• WRITTEN PROBLEM:
Retype the material that follows, keeping every word as it is.

• SUPPLIED RECORDS:
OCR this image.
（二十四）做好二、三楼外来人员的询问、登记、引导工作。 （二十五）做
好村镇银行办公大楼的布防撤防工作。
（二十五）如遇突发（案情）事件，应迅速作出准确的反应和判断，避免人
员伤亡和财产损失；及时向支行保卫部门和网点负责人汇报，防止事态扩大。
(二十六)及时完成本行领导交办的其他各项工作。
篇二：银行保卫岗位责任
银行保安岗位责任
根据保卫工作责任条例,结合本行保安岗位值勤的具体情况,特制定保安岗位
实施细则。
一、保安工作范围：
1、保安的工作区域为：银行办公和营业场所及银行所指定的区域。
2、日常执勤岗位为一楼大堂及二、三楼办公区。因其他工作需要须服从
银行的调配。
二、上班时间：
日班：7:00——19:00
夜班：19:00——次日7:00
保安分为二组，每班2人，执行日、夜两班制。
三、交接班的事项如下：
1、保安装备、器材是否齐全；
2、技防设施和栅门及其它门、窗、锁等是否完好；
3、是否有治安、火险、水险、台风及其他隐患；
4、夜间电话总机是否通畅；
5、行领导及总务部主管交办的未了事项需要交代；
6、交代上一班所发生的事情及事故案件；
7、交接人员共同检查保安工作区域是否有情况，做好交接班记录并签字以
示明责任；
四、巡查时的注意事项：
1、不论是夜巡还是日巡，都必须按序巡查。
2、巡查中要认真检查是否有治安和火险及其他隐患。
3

• TASK RESULT:
OCR this image.
（二十四）做好二、三楼外来人员的询问、登记、引导工作。 （二十五）做
好村镇银行办公大楼的布防撤防工作。
（二十五）如遇突发（案情）事件，应迅速作出准确的反应和判断，避免人
员伤亡和财产损失；及时向支行保卫部门和网点负责人汇报，防止事态扩大。
(二十六)及时完成本行领导交办的其他各项工作。
篇二：银行保卫岗位责任
银行保安岗位责任
根据保卫工作责任条例,结合本行保安岗位值勤的具体情况,特制定保安岗位
实施细则。
一、保安工作范围：
1、保安的工作区域为：银行办公和营业场所及银行所指定的区域。
2、日常执勤岗位为一楼大堂及二、三楼办公区。因其他工作需要须服从
银行的调配。
二、上班时间：
日班：7:00——19:00
夜班：19:00——次日7:00
保安分为二组，每班2人，执行日、夜两班制。
三、交接班的事项如下：
1、保安装备、器材是否齐全；
2、技防设施和栅门及其它门、窗、锁等是否完好；
3、是否有治安、火险、水险、台风及其他隐患；
4、夜间电话总机是否通畅；
5、行领导及总务部主管交办的未了事项需要交代；
6、交代上一班所发生的事情及事故案件；
7、交接人员共同检查保安工作区域是否有情况，做好交接班记录并签字以
示明责任；
四、巡查时的注意事项：
1、不论是夜巡还是日巡，都必须按序巡查。
2、巡查中要认真检查是否有治安和火险及其他隐患。
3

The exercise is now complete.